> Task directions
Scan the lines below for the string "加权平均净资产收益率" and copy every one that has it.
[START]
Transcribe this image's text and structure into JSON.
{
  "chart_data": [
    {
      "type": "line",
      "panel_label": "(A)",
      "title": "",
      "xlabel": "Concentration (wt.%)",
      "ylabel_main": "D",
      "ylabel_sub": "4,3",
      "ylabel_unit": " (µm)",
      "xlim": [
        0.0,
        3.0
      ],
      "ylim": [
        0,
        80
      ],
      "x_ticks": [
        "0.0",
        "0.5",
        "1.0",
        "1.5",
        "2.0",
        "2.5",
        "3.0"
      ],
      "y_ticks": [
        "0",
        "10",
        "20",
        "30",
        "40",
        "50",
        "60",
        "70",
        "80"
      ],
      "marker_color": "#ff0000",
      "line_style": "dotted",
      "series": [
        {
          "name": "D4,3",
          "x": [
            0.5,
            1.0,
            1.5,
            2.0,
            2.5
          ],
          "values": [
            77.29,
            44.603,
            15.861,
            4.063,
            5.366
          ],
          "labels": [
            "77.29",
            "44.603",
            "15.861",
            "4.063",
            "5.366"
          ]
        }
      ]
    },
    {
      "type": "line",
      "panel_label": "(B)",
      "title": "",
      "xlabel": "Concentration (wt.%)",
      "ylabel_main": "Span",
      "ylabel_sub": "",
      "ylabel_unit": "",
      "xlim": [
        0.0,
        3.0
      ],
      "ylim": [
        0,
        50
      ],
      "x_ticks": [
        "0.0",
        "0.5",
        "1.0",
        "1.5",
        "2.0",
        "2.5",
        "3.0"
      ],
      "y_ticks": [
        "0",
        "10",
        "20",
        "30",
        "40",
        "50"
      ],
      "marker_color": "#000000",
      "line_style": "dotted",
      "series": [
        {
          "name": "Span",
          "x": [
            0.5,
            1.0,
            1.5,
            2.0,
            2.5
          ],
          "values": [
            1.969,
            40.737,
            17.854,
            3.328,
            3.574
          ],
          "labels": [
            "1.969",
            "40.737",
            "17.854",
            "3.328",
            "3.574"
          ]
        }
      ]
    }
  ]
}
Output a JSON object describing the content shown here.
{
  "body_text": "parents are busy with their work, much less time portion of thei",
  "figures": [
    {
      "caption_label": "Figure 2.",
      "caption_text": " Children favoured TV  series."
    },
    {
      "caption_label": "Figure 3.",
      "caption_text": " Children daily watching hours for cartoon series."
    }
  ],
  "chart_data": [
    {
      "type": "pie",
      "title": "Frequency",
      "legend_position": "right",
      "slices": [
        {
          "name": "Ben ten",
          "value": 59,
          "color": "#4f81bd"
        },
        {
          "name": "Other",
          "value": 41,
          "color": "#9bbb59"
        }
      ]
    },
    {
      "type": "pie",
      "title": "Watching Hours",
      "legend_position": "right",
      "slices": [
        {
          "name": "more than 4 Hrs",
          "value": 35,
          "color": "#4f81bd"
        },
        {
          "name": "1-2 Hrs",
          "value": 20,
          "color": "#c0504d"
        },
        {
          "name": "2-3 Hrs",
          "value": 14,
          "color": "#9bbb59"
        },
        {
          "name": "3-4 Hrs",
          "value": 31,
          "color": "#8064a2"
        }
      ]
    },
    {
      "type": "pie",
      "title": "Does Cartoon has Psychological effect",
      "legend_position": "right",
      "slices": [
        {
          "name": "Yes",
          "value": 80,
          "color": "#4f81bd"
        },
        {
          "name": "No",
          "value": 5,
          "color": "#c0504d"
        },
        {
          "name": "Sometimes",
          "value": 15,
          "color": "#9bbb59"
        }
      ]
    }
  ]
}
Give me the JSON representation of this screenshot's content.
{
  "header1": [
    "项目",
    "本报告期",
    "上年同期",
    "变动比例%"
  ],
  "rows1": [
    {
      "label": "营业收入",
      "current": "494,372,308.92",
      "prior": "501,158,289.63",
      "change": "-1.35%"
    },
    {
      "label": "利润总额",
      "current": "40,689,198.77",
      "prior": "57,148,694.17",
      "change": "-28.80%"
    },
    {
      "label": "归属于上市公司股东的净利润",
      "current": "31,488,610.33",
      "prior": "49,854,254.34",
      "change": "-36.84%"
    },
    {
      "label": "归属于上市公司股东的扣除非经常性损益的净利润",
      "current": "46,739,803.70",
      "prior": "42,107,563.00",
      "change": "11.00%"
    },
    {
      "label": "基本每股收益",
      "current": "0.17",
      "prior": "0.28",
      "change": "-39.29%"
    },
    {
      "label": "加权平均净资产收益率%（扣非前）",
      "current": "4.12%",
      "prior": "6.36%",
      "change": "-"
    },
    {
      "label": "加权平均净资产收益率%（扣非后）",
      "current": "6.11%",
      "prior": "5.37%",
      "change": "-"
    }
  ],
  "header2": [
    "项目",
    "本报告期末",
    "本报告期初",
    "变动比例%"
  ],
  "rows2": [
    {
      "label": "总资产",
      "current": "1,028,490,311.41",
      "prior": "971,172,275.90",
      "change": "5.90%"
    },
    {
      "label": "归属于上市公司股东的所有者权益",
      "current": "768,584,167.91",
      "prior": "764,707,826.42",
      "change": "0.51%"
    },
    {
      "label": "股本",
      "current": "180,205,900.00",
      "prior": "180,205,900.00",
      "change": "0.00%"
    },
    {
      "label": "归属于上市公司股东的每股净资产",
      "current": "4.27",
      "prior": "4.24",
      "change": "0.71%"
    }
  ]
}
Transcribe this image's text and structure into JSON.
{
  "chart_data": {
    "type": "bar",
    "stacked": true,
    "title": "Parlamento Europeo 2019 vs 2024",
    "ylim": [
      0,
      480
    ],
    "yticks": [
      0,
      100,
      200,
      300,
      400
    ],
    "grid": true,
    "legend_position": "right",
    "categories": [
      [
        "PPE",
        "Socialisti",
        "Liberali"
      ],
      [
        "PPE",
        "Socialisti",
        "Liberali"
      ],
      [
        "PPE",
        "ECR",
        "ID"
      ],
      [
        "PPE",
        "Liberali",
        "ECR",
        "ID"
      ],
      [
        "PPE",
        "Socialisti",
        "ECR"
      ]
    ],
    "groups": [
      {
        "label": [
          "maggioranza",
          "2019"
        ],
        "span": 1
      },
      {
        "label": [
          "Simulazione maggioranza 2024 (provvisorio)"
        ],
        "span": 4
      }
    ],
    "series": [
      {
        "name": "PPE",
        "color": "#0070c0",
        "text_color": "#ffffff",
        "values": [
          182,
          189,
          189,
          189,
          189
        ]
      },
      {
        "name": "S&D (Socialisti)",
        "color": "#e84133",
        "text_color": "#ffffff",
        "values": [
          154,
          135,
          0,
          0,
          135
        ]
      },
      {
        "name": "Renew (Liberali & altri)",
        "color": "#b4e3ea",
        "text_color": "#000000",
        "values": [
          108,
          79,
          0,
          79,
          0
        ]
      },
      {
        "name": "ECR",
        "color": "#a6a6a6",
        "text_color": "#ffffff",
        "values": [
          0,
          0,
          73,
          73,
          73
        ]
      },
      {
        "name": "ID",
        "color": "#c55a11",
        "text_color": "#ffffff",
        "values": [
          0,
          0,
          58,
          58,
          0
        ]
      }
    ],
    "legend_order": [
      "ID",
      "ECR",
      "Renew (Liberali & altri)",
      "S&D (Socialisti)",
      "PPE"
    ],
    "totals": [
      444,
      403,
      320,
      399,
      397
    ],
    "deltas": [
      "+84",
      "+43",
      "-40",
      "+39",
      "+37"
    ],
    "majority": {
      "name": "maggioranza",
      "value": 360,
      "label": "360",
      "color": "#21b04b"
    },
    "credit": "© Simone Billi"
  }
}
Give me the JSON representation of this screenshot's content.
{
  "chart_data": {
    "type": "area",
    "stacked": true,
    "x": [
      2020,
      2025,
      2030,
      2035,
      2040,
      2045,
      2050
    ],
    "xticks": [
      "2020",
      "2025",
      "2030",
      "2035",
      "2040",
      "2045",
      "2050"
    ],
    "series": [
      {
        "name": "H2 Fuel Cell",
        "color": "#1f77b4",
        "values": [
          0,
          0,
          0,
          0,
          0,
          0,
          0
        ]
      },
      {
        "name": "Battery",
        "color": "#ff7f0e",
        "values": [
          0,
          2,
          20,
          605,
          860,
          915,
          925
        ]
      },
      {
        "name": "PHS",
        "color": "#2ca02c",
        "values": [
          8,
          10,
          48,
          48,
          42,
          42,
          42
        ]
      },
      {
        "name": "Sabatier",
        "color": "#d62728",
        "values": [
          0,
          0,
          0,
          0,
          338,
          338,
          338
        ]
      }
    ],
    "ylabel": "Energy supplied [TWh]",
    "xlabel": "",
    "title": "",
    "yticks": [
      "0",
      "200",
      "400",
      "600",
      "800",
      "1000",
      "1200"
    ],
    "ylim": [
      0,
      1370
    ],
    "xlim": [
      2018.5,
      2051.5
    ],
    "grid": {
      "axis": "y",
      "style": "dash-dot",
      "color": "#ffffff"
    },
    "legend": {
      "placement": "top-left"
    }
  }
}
[END]
> Correct response
      "label": "加权平均净资产收益率%（扣非前）",
      "label": "加权平均净资产收益率%（扣非后）",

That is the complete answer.